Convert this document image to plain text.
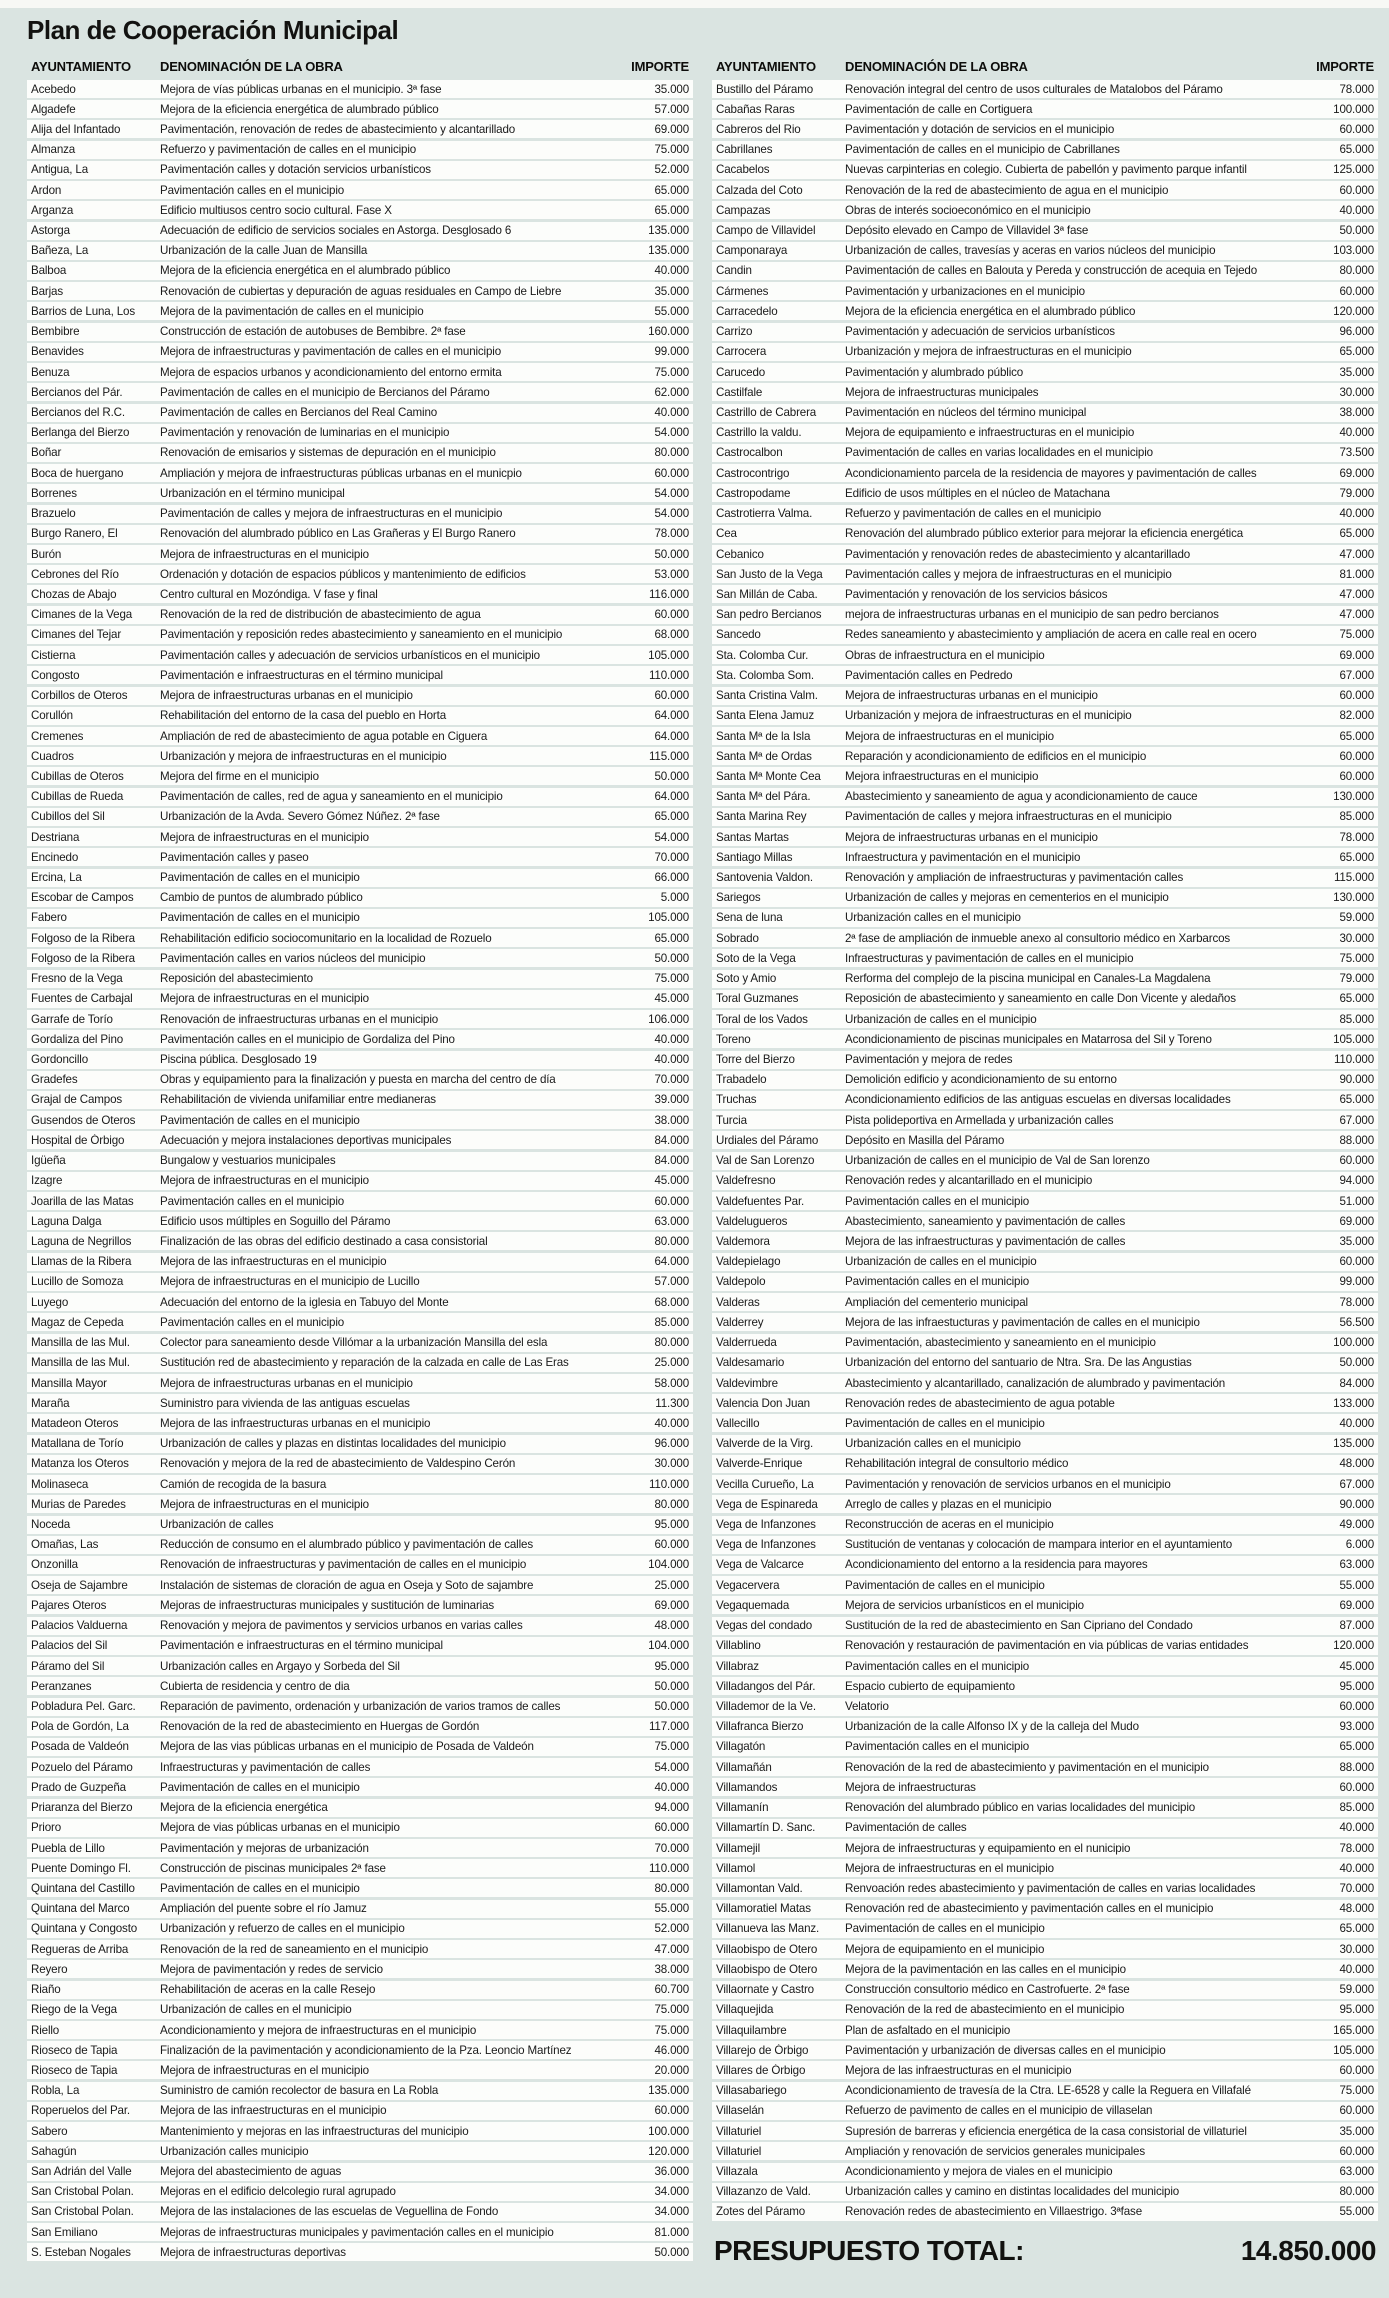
Plan de Cooperación Municipal
AYUNTAMIENTO	DENOMINACIÓN DE LA OBRA	IMPORTE
Acebedo	Mejora de vías públicas urbanas en el municipio. 3ª fase	35.000
Algadefe	Mejora de la eficiencia energética de alumbrado público	57.000
Alija del Infantado	Pavimentación, renovación de redes de abastecimiento y alcantarillado	69.000
Almanza	Refuerzo y pavimentación de calles en el municipio	75.000
Antigua, La	Pavimentación calles y dotación servicios urbanísticos	52.000
Ardon	Pavimentación calles en el municipio	65.000
Arganza	Edificio multiusos centro socio cultural. Fase X	65.000
Astorga	Adecuación de edificio de servicios sociales en Astorga. Desglosado 6	135.000
Bañeza, La	Urbanización de la calle Juan de Mansilla	135.000
Balboa	Mejora de la eficiencia energética en el alumbrado público	40.000
Barjas	Renovación de cubiertas y depuración de aguas residuales en Campo de Liebre	35.000
Barrios de Luna, Los	Mejora de la pavimentación de calles en el municipio	55.000
Bembibre	Construcción de estación de autobuses de Bembibre. 2ª fase	160.000
Benavides	Mejora de infraestructuras y pavimentación de calles en el municipio	99.000
Benuza	Mejora de espacios urbanos y acondicionamiento del entorno ermita	75.000
Bercianos del Pár.	Pavimentación de calles en el municipio de Bercianos del Páramo	62.000
Bercianos del R.C.	Pavimentación de calles en Bercianos del Real Camino	40.000
Berlanga del Bierzo	Pavimentación y renovación de luminarias en el municipio	54.000
Boñar	Renovación de emisarios y sistemas de depuración en el municipio	80.000
Boca de huergano	Ampliación y mejora de infraestructuras públicas urbanas en el municpio	60.000
Borrenes	Urbanización en el término municipal	54.000
Brazuelo	Pavimentación de calles y mejora de infraestructuras en el municipio	54.000
Burgo Ranero, El	Renovación del alumbrado público en Las Grañeras y El Burgo Ranero	78.000
Burón	Mejora de infraestructuras en el municipio	50.000
Cebrones del Río	Ordenación y dotación de espacios públicos y mantenimiento de edificios	53.000
Chozas de Abajo	Centro cultural en Mozóndiga. V fase y final	116.000
Cimanes de la Vega	Renovación de la red de distribución de abastecimiento de agua	60.000
Cimanes del Tejar	Pavimentación y reposición redes abastecimiento y saneamiento en el municipio	68.000
Cistierna	Pavimentación calles y adecuación de servicios urbanísticos en el municipio	105.000
Congosto	Pavimentación e infraestructuras en el término municipal	110.000
Corbillos de Oteros	Mejora de infraestructuras urbanas en el municipio	60.000
Corullón	Rehabilitación del entorno de la casa del pueblo en Horta	64.000
Cremenes	Ampliación de red de abastecimiento de agua potable en Ciguera	64.000
Cuadros	Urbanización y mejora de infraestructuras en el municipio	115.000
Cubillas de Oteros	Mejora del firme en el municipio	50.000
Cubillas de Rueda	Pavimentación de calles, red de agua y saneamiento en el municipio	64.000
Cubillos del Sil	Urbanización de la Avda. Severo Gómez Núñez. 2ª fase	65.000
Destriana	Mejora de infraestructuras en el municipio	54.000
Encinedo	Pavimentación calles y paseo	70.000
Ercina, La	Pavimentación de calles en el municipio	66.000
Escobar de Campos	Cambio de puntos de alumbrado público	5.000
Fabero	Pavimentación de calles en el municipio	105.000
Folgoso de la Ribera	Rehabilitación edificio sociocomunitario en la localidad de Rozuelo	65.000
Folgoso de la Ribera	Pavimentación calles en varios núcleos del municipio	50.000
Fresno de la Vega	Reposición del abastecimiento	75.000
Fuentes de Carbajal	Mejora de infraestructuras en el municipio	45.000
Garrafe de Torío	Renovación de infraestructuras urbanas en el municipio	106.000
Gordaliza del Pino	Pavimentación calles en el municipio de Gordaliza del Pino	40.000
Gordoncillo	Piscina pública. Desglosado 19	40.000
Gradefes	Obras y equipamiento para la finalización y puesta en marcha del centro de día	70.000
Grajal de Campos	Rehabilitación de vivienda unifamiliar entre medianeras	39.000
Gusendos de Oteros	Pavimentación de calles en el municipio	38.000
Hospital de Órbigo	Adecuación y mejora instalaciones deportivas municipales	84.000
Igüeña	Bungalow y vestuarios municipales	84.000
Izagre	Mejora de infraestructuras en el municipio	45.000
Joarilla de las Matas	Pavimentación calles en el municipio	60.000
Laguna Dalga	Edificio usos múltiples en Soguillo del Páramo	63.000
Laguna de Negrillos	Finalización de las obras del edificio destinado a casa consistorial	80.000
Llamas de la Ribera	Mejora de las infraestructuras en el municipio	64.000
Lucillo de Somoza	Mejora de infraestructuras en el municipio de Lucillo	57.000
Luyego	Adecuación del entorno de la iglesia en Tabuyo del Monte	68.000
Magaz de Cepeda	Pavimentación calles en el municipio	85.000
Mansilla de las Mul.	Colector para saneamiento desde Villómar a la urbanización Mansilla del esla	80.000
Mansilla de las Mul.	Sustitución red de abastecimiento y reparación de la calzada en calle de Las Eras	25.000
Mansilla Mayor	Mejora de infraestructuras urbanas en el municipio	58.000
Maraña	Suministro para vivienda de las antiguas escuelas	11.300
Matadeon Oteros	Mejora de las infraestructuras urbanas en el municipio	40.000
Matallana de Torío	Urbanización de calles y plazas en distintas localidades del municipio	96.000
Matanza los Oteros	Renovación y mejora de la red de abastecimiento de Valdespino Cerón	30.000
Molinaseca	Camión de recogida de la basura	110.000
Murias de Paredes	Mejora de infraestructuras en el municipio	80.000
Noceda	Urbanización de calles	95.000
Omañas, Las	Reducción de consumo en el alumbrado público y pavimentación de calles	60.000
Onzonilla	Renovación de infraestructuras y pavimentación de calles en el municipio	104.000
Oseja de Sajambre	Instalación de sistemas de cloración de agua en Oseja y Soto de sajambre	25.000
Pajares Oteros	Mejoras de infraestructuras municipales y sustitución de luminarias	69.000
Palacios Valduerna	Renovación y mejora de pavimentos y servicios urbanos en varias calles	48.000
Palacios del Sil	Pavimentación e infraestructuras en el término municipal	104.000
Páramo del Sil	Urbanización calles en Argayo y Sorbeda del Sil	95.000
Peranzanes	Cubierta de residencia y centro de dia	50.000
Pobladura Pel. Garc.	Reparación de pavimento, ordenación y urbanización de varios tramos de calles	50.000
Pola de Gordón, La	Renovación de la red de abastecimiento en Huergas de Gordón	117.000
Posada de Valdeón	Mejora de las vias públicas urbanas en el municipio de Posada de Valdeón	75.000
Pozuelo del Páramo	Infraestructuras y pavimentación de calles	54.000
Prado de Guzpeña	Pavimentación de calles en el municipio	40.000
Priaranza del Bierzo	Mejora de la eficiencia energética	94.000
Prioro	Mejora de vias públicas urbanas en el municipio	60.000
Puebla de Lillo	Pavimentación y mejoras de urbanización	70.000
Puente Domingo Fl.	Construcción de piscinas municipales 2ª fase	110.000
Quintana del Castillo	Pavimentación de calles en el municipio	80.000
Quintana del Marco	Ampliación del puente sobre el río Jamuz	55.000
Quintana y Congosto	Urbanización y refuerzo de calles en el municipio	52.000
Regueras de Arriba	Renovación de la red de saneamiento en el municipio	47.000
Reyero	Mejora de pavimentación y redes de servicio	38.000
Riaño	Rehabilitación de aceras en la calle Resejo	60.700
Riego de la Vega	Urbanización de calles en el municipio	75.000
Riello	Acondicionamiento y mejora de infraestructuras en el municipio	75.000
Rioseco de Tapia	Finalización de la pavimentación y acondicionamiento de la Pza. Leoncio Martínez	46.000
Rioseco de Tapia	Mejora de infraestructuras en el municipio	20.000
Robla, La	Suministro de camión recolector de basura en La Robla	135.000
Roperuelos del Par.	Mejora de las infraestructuras en el municipio	60.000
Sabero	Mantenimiento y mejoras en las infraestructuras del municipio	100.000
Sahagún	Urbanización calles municipio	120.000
San Adrián del Valle	Mejora del abastecimiento de aguas	36.000
San Cristobal Polan.	Mejoras en el edificio delcolegio rural agrupado	34.000
San Cristobal Polan.	Mejora de las instalaciones de las escuelas de Veguellina de Fondo	34.000
San Emiliano	Mejoras de infraestructuras municipales y pavimentación calles en el municipio	81.000
S. Esteban Nogales	Mejora de infraestructuras deportivas	50.000
AYUNTAMIENTO	DENOMINACIÓN DE LA OBRA	IMPORTE
Bustillo del Páramo	Renovación integral del centro de usos culturales de Matalobos del Páramo	78.000
Cabañas Raras	Pavimentación de calle en Cortiguera	100.000
Cabreros del Rio	Pavimentación y dotación de servicios en el municipio	60.000
Cabrillanes	Pavimentación de calles en el municipio de Cabrillanes	65.000
Cacabelos	Nuevas carpinterias en colegio. Cubierta de pabellón y pavimento parque infantil	125.000
Calzada del Coto	Renovación de la red de abastecimiento de agua en el municipio	60.000
Campazas	Obras de interés socioeconómico en el municipio	40.000
Campo de Villavidel	Depósito elevado en Campo de Villavidel 3ª fase	50.000
Camponaraya	Urbanización de calles, travesías y aceras en varios núcleos del municipio	103.000
Candin	Pavimentación de calles en Balouta y Pereda y construcción de acequia en Tejedo	80.000
Cármenes	Pavimentación y urbanizaciones en el municipio	60.000
Carracedelo	Mejora de la eficiencia energética en el alumbrado público	120.000
Carrizo	Pavimentación y adecuación de servicios urbanísticos	96.000
Carrocera	Urbanización y mejora de infraestructuras en el municipio	65.000
Carucedo	Pavimentación y alumbrado público	35.000
Castilfale	Mejora de infraestructuras municipales	30.000
Castrillo de Cabrera	Pavimentación en núcleos del término municipal	38.000
Castrillo la valdu.	Mejora de equipamiento e infraestructuras en el municipio	40.000
Castrocalbon	Pavimentación de calles en varias localidades en el municipio	73.500
Castrocontrigo	Acondicionamiento parcela de la residencia de mayores y pavimentación de calles	69.000
Castropodame	Edificio de usos múltiples en el núcleo de Matachana	79.000
Castrotierra Valma.	Refuerzo y pavimentación de calles en el municipio	40.000
Cea	Renovación del alumbrado público exterior para mejorar la eficiencia energética	65.000
Cebanico	Pavimentación y renovación redes de abastecimiento y alcantarillado	47.000
San Justo de la Vega	Pavimentación calles y mejora de infraestructuras en el municipio	81.000
San Millán de Caba.	Pavimentación y renovación de los servicios básicos	47.000
San pedro Bercianos	mejora de infraestructuras urbanas en el municipio de san pedro bercianos	47.000
Sancedo	Redes saneamiento y abastecimiento y ampliación de acera en calle real en ocero	75.000
Sta. Colomba Cur.	Obras de infraestructura en el municipio	69.000
Sta. Colomba Som.	Pavimentación calles en Pedredo	67.000
Santa Cristina Valm.	Mejora de infraestructuras urbanas en el municipio	60.000
Santa Elena Jamuz	Urbanización y mejora de infraestructuras en el municipio	82.000
Santa Mª de la Isla	Mejora de infraestructuras en el municipio	65.000
Santa Mª de Ordas	Reparación y acondicionamiento de edificios en el municipio	60.000
Santa Mª Monte Cea	Mejora infraestructuras en el municipio	60.000
Santa Mª del Pára.	Abastecimiento y saneamiento de agua y acondicionamiento de cauce	130.000
Santa Marina Rey	Pavimentación de calles y mejora infraestructuras en el municipio	85.000
Santas Martas	Mejora de infraestructuras urbanas en el municipio	78.000
Santiago Millas	Infraestructura y pavimentación en el municipio	65.000
Santovenia Valdon.	Renovación y ampliación de infraestructuras y pavimentación calles	115.000
Sariegos	Urbanización de calles y mejoras en cementerios en el municipio	130.000
Sena de luna	Urbanización calles en el municipio	59.000
Sobrado	2ª fase de ampliación de inmueble anexo al consultorio médico en Xarbarcos	30.000
Soto de la Vega	Infraestructuras y pavimentación de calles en el municipio	75.000
Soto y Amio	Rerforma del complejo de la piscina municipal en Canales-La Magdalena	79.000
Toral Guzmanes	Reposición de abastecimiento y saneamiento en calle Don Vicente y aledaños	65.000
Toral de los Vados	Urbanización de calles en el municipio	85.000
Toreno	Acondicionamiento de piscinas municipales en Matarrosa del Sil y Toreno	105.000
Torre del Bierzo	Pavimentación y mejora de redes	110.000
Trabadelo	Demolición edificio y acondicionamiento de su entorno	90.000
Truchas	Acondicionamiento edificios de las antiguas escuelas en diversas localidades	65.000
Turcia	Pista polideportiva en Armellada y urbanización calles	67.000
Urdiales del Páramo	Depósito en Masilla del Páramo	88.000
Val de San Lorenzo	Urbanización de calles en el municipio de Val de San lorenzo	60.000
Valdefresno	Renovación redes y alcantarillado en el municipio	94.000
Valdefuentes Par.	Pavimentación calles en el municipio	51.000
Valdelugueros	Abastecimiento, saneamiento y pavimentación de calles	69.000
Valdemora	Mejora de las infraestructuras y pavimentación de calles	35.000
Valdepielago	Urbanización de calles en el municipio	60.000
Valdepolo	Pavimentación calles en el municipio	99.000
Valderas	Ampliación del cementerio municipal	78.000
Valderrey	Mejora de las infraestucturas y pavimentación de calles en el municipio	56.500
Valderrueda	Pavimentación, abastecimiento y saneamiento en el municipio	100.000
Valdesamario	Urbanización del entorno del santuario de Ntra. Sra. De las Angustias	50.000
Valdevimbre	Abastecimiento y alcantarillado, canalización de alumbrado y pavimentación	84.000
Valencia Don Juan	Renovación redes de abastecimiento de agua potable	133.000
Vallecillo	Pavimentación de calles en el municipio	40.000
Valverde de la Virg.	Urbanización calles en el municipio	135.000
Valverde-Enrique	Rehabilitación integral de consultorio médico	48.000
Vecilla Curueño, La	Pavimentación y renovación de servicios urbanos en el municipio	67.000
Vega de Espinareda	Arreglo de calles y plazas en el municipio	90.000
Vega de Infanzones	Reconstrucción de aceras en el municipio	49.000
Vega de Infanzones	Sustitución de ventanas y colocación de mampara interior en el ayuntamiento	6.000
Vega de Valcarce	Acondicionamiento del entorno a la residencia para mayores	63.000
Vegacervera	Pavimentación de calles en el municipio	55.000
Vegaquemada	Mejora de servicios urbanísticos en el municipio	69.000
Vegas del condado	Sustitución de la red de abastecimiento en San Cipriano del Condado	87.000
Villablino	Renovación y restauración de pavimentación en via públicas de varias entidades	120.000
Villabraz	Pavimentación calles en el municipio	45.000
Villadangos del Pár.	Espacio cubierto de equipamiento	95.000
Villademor de la Ve.	Velatorio	60.000
Villafranca Bierzo	Urbanización de la calle Alfonso IX y de la calleja del Mudo	93.000
Villagatón	Pavimentación calles en el municipio	65.000
Villamañán	Renovación de la red de abastecimiento y pavimentación en el municipio	88.000
Villamandos	Mejora de infraestructuras	60.000
Villamanín	Renovación del alumbrado público en varias localidades del municipio	85.000
Villamartín D. Sanc.	Pavimentación de calles	40.000
Villamejil	Mejora de infraestructuras y equipamiento en el nunicipio	78.000
Villamol	Mejora de infraestructuras en el municipio	40.000
Villamontan Vald.	Renvoación redes abastecimiento y pavimentación de calles en varias localidades	70.000
Villamoratiel Matas	Renovación red de abastecimiento y pavimentación calles en el municipio	48.000
Villanueva las Manz.	Pavimentación de calles en el municipio	65.000
Villaobispo de Otero	Mejora de equipamiento en el municipio	30.000
Villaobispo de Otero	Mejora de la pavimentación en las calles en el municipio	40.000
Villaornate y Castro	Construcción consultorio médico en Castrofuerte. 2ª fase	59.000
Villaquejida	Renovación de la red de abastecimiento en el municipio	95.000
Villaquilambre	Plan de asfaltado en el municipio	165.000
Villarejo de Órbigo	Pavimentación y urbanización de diversas calles en el municipio	105.000
Villares de Órbigo	Mejora de las infraestructuras en el municipio	60.000
Villasabariego	Acondicionamiento de travesía de la Ctra. LE-6528 y calle la Reguera en Villafalé	75.000
Villaselán	Refuerzo de pavimento de calles en el municipio de villaselan	60.000
Villaturiel	Supresión de barreras y eficiencia energética de la casa consistorial de villaturiel	35.000
Villaturiel	Ampliación y renovación de servicios generales municipales	60.000
Villazala	Acondicionamiento y mejora de viales en el municipio	63.000
Villazanzo de Vald.	Urbanización calles y camino en distintas localidades del municipio	80.000
Zotes del Páramo	Renovación redes de abastecimiento en Villaestrigo. 3ªfase	55.000
PRESUPUESTO TOTAL:	14.850.000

========================================

Scan the material above for the word "Congosto". Copy each line where it occurs.

Congosto	Pavimentación e infraestructuras en el término municipal	110.000
Quintana y Congosto	Urbanización y refuerzo de calles en el municipio	52.000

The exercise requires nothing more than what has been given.